▶ [Problem requirements]
Give every entry again, unchanged, and leave its images out.

▶ [Data records]
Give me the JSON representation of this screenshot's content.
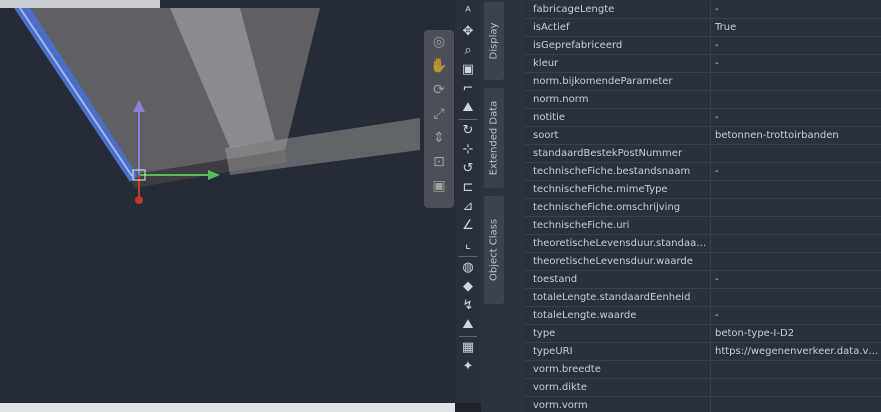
{
  "tabs": [
    {
      "label": "Display"
    },
    {
      "label": "Extended Data"
    },
    {
      "label": "Object Class"
    }
  ],
  "tool_icons": [
    "text-a-icon",
    "move-icon",
    "zoom-icon",
    "image-icon",
    "pointer-icon",
    "stairs-icon",
    "rotate-icon",
    "snap-icon",
    "rotate-back-icon",
    "align-icon",
    "dimension-icon",
    "angle-icon",
    "corner-icon",
    "sphere-icon",
    "fill-icon",
    "curve-icon",
    "stairs-2-icon",
    "grid-icon",
    "star-icon"
  ],
  "properties": [
    {
      "key": "fabricageLengte",
      "value": "-"
    },
    {
      "key": "isActief",
      "value": "True"
    },
    {
      "key": "isGeprefabriceerd",
      "value": "-"
    },
    {
      "key": "kleur",
      "value": "-"
    },
    {
      "key": "norm.bijkomendeParameter",
      "value": ""
    },
    {
      "key": "norm.norm",
      "value": ""
    },
    {
      "key": "notitie",
      "value": "-"
    },
    {
      "key": "soort",
      "value": "betonnen-trottoirbanden"
    },
    {
      "key": "standaardBestekPostNummer",
      "value": ""
    },
    {
      "key": "technischeFiche.bestandsnaam",
      "value": "-"
    },
    {
      "key": "technischeFiche.mimeType",
      "value": ""
    },
    {
      "key": "technischeFiche.omschrijving",
      "value": ""
    },
    {
      "key": "technischeFiche.uri",
      "value": ""
    },
    {
      "key": "theoretischeLevensduur.standaardE...",
      "value": ""
    },
    {
      "key": "theoretischeLevensduur.waarde",
      "value": ""
    },
    {
      "key": "toestand",
      "value": "-"
    },
    {
      "key": "totaleLengte.standaardEenheid",
      "value": ""
    },
    {
      "key": "totaleLengte.waarde",
      "value": "-"
    },
    {
      "key": "type",
      "value": "beton-type-I-D2"
    },
    {
      "key": "typeURI",
      "value": "https://wegenenverkeer.data.vlaa..."
    },
    {
      "key": "vorm.breedte",
      "value": ""
    },
    {
      "key": "vorm.dikte",
      "value": ""
    },
    {
      "key": "vorm.vorm",
      "value": ""
    }
  ]
}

▶ [Answer in full]
Give me the JSON representation of this screenshot's content.
{
  "tabs": [
    {
      "label": "Display"
    },
    {
      "label": "Extended Data"
    },
    {
      "label": "Object Class"
    }
  ],
  "tool_icons": [
    "text-a-icon",
    "move-icon",
    "zoom-icon",
    "image-icon",
    "pointer-icon",
    "stairs-icon",
    "rotate-icon",
    "snap-icon",
    "rotate-back-icon",
    "align-icon",
    "dimension-icon",
    "angle-icon",
    "corner-icon",
    "sphere-icon",
    "fill-icon",
    "curve-icon",
    "stairs-2-icon",
    "grid-icon",
    "star-icon"
  ],
  "properties": [
    {
      "key": "fabricageLengte",
      "value": "-"
    },
    {
      "key": "isActief",
      "value": "True"
    },
    {
      "key": "isGeprefabriceerd",
      "value": "-"
    },
    {
      "key": "kleur",
      "value": "-"
    },
    {
      "key": "norm.bijkomendeParameter",
      "value": ""
    },
    {
      "key": "norm.norm",
      "value": ""
    },
    {
      "key": "notitie",
      "value": "-"
    },
    {
      "key": "soort",
      "value": "betonnen-trottoirbanden"
    },
    {
      "key": "standaardBestekPostNummer",
      "value": ""
    },
    {
      "key": "technischeFiche.bestandsnaam",
      "value": "-"
    },
    {
      "key": "technischeFiche.mimeType",
      "value": ""
    },
    {
      "key": "technischeFiche.omschrijving",
      "value": ""
    },
    {
      "key": "technischeFiche.uri",
      "value": ""
    },
    {
      "key": "theoretischeLevensduur.standaardE...",
      "value": ""
    },
    {
      "key": "theoretischeLevensduur.waarde",
      "value": ""
    },
    {
      "key": "toestand",
      "value": "-"
    },
    {
      "key": "totaleLengte.standaardEenheid",
      "value": ""
    },
    {
      "key": "totaleLengte.waarde",
      "value": "-"
    },
    {
      "key": "type",
      "value": "beton-type-I-D2"
    },
    {
      "key": "typeURI",
      "value": "https://wegenenverkeer.data.vlaa..."
    },
    {
      "key": "vorm.breedte",
      "value": ""
    },
    {
      "key": "vorm.dikte",
      "value": ""
    },
    {
      "key": "vorm.vorm",
      "value": ""
    }
  ]
}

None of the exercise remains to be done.